_What the exercise asks_
Give the entries back exactly, dropping each image.

## Start

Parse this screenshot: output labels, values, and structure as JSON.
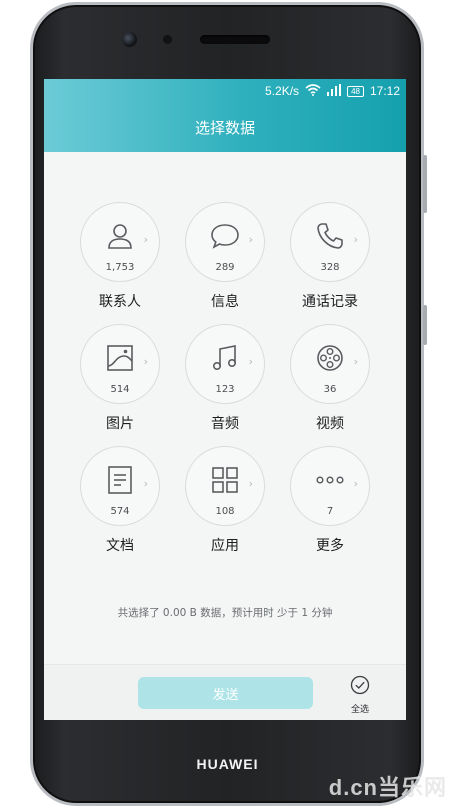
{
  "status_bar": {
    "speed": "5.2K/s",
    "battery": "48",
    "time": "17:12"
  },
  "header": {
    "title": "选择数据"
  },
  "categories": [
    {
      "label": "联系人",
      "count": "1,753",
      "icon": "contact-icon"
    },
    {
      "label": "信息",
      "count": "289",
      "icon": "message-icon"
    },
    {
      "label": "通话记录",
      "count": "328",
      "icon": "phone-icon"
    },
    {
      "label": "图片",
      "count": "514",
      "icon": "picture-icon"
    },
    {
      "label": "音频",
      "count": "123",
      "icon": "music-icon"
    },
    {
      "label": "视频",
      "count": "36",
      "icon": "film-reel-icon"
    },
    {
      "label": "文档",
      "count": "574",
      "icon": "document-icon"
    },
    {
      "label": "应用",
      "count": "108",
      "icon": "apps-grid-icon"
    },
    {
      "label": "更多",
      "count": "7",
      "icon": "more-dots-icon"
    }
  ],
  "summary": "共选择了 0.00 B 数据，预计用时 少于 1 分钟",
  "bottom_bar": {
    "send_label": "发送",
    "select_all_label": "全选"
  },
  "device": {
    "brand": "HUAWEI"
  },
  "watermark": "d.cn当乐网",
  "colors": {
    "header_accent": "#2fb0bd",
    "send_button_disabled": "#aee4e7"
  }
}
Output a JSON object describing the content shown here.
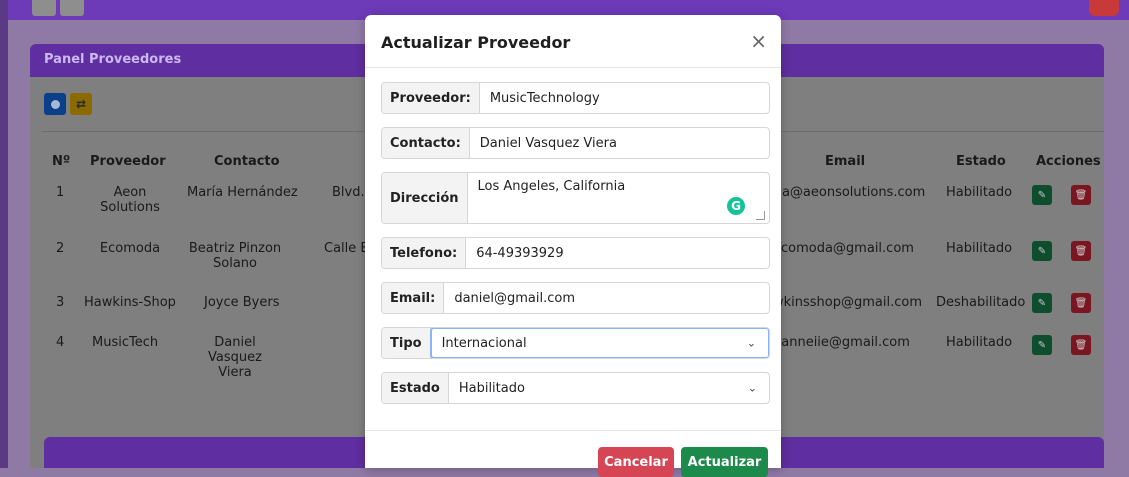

## End

_Problem solution_
Parse this screenshot: output labels, values, and structure as JSON.
{
  "status_bar": {
    "speed": "5.2K/s",
    "battery": "48",
    "time": "17:12"
  },
  "header": {
    "title": "选择数据"
  },
  "categories": [
    {
      "label": "联系人",
      "count": "1,753",
      "icon": "contact-icon"
    },
    {
      "label": "信息",
      "count": "289",
      "icon": "message-icon"
    },
    {
      "label": "通话记录",
      "count": "328",
      "icon": "phone-icon"
    },
    {
      "label": "图片",
      "count": "514",
      "icon": "picture-icon"
    },
    {
      "label": "音频",
      "count": "123",
      "icon": "music-icon"
    },
    {
      "label": "视频",
      "count": "36",
      "icon": "film-reel-icon"
    },
    {
      "label": "文档",
      "count": "574",
      "icon": "document-icon"
    },
    {
      "label": "应用",
      "count": "108",
      "icon": "apps-grid-icon"
    },
    {
      "label": "更多",
      "count": "7",
      "icon": "more-dots-icon"
    }
  ],
  "summary": "共选择了 0.00 B 数据，预计用时 少于 1 分钟",
  "bottom_bar": {
    "send_label": "发送",
    "select_all_label": "全选"
  },
  "device": {
    "brand": "HUAWEI"
  },
  "watermark": "d.cn当乐网",
  "colors": {
    "header_accent": "#2fb0bd",
    "send_button_disabled": "#aee4e7"
  }
}
Output a JSON object describing the content shown here.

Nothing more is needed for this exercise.